[Provided information start]
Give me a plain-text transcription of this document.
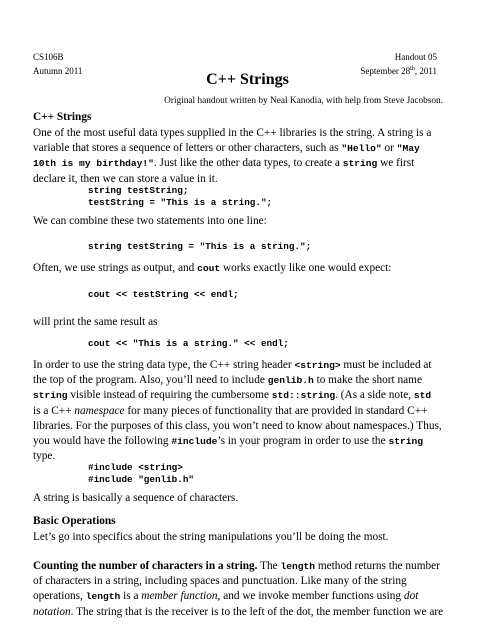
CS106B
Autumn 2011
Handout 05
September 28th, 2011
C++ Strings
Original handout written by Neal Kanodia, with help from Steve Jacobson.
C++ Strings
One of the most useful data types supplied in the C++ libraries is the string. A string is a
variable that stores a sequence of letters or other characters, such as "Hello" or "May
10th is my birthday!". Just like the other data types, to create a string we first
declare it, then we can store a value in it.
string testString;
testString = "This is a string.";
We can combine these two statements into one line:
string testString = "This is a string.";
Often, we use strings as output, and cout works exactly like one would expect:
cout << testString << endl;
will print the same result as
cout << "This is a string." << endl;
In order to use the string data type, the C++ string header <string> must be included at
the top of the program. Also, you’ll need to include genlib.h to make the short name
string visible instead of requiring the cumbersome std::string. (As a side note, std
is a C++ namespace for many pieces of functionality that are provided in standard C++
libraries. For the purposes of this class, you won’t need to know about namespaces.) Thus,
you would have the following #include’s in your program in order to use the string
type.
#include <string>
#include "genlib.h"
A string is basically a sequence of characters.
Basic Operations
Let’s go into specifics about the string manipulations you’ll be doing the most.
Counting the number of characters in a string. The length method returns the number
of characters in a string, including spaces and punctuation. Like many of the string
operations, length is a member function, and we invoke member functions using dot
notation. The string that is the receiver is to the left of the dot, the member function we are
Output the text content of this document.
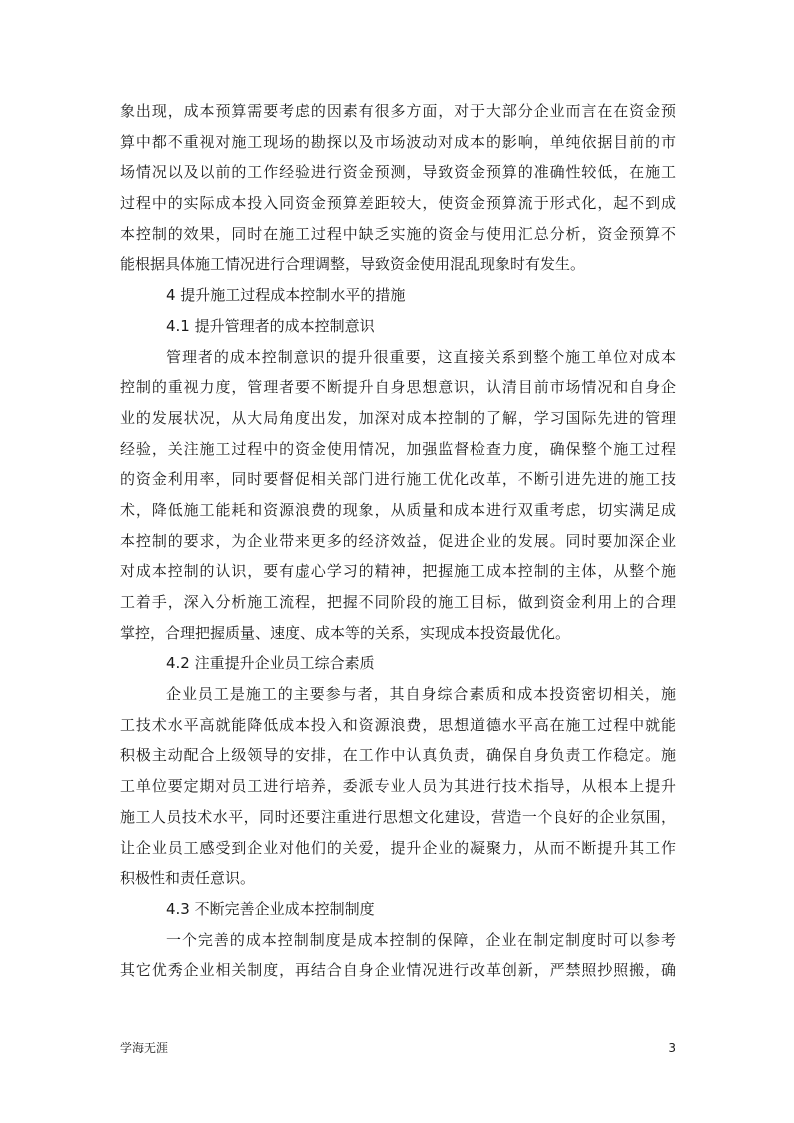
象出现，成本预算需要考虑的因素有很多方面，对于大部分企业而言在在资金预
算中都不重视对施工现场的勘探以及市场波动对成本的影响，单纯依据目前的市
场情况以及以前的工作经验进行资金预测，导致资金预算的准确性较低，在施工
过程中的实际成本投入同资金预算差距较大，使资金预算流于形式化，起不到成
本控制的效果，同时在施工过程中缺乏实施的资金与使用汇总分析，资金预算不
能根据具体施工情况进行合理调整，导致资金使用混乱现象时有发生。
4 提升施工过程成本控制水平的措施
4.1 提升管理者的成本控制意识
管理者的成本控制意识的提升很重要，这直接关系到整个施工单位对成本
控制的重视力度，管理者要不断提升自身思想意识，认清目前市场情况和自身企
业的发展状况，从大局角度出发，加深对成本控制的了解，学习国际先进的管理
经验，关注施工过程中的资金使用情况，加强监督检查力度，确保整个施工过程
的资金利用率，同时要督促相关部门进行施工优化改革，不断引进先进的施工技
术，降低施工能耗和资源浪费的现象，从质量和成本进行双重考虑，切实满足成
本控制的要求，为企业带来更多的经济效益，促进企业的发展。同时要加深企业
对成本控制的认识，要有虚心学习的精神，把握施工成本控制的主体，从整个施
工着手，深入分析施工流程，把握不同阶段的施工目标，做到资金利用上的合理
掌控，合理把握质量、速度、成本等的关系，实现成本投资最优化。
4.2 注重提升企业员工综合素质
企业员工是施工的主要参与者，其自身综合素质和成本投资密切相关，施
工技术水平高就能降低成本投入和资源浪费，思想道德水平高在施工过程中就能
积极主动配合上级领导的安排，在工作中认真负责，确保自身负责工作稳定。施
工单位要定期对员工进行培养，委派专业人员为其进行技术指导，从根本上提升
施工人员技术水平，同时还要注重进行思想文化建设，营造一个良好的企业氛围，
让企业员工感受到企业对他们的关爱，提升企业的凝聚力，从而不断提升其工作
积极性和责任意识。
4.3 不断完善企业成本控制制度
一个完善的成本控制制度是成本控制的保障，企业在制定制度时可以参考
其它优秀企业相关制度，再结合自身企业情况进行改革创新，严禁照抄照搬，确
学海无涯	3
[Provided information end]
▸ Written task
Select every line of the material above holding the word "testString" and copy it.

▸ Exercise output
string testString;
testString = "This is a string.";
string testString = "This is a string.";
cout << testString << endl;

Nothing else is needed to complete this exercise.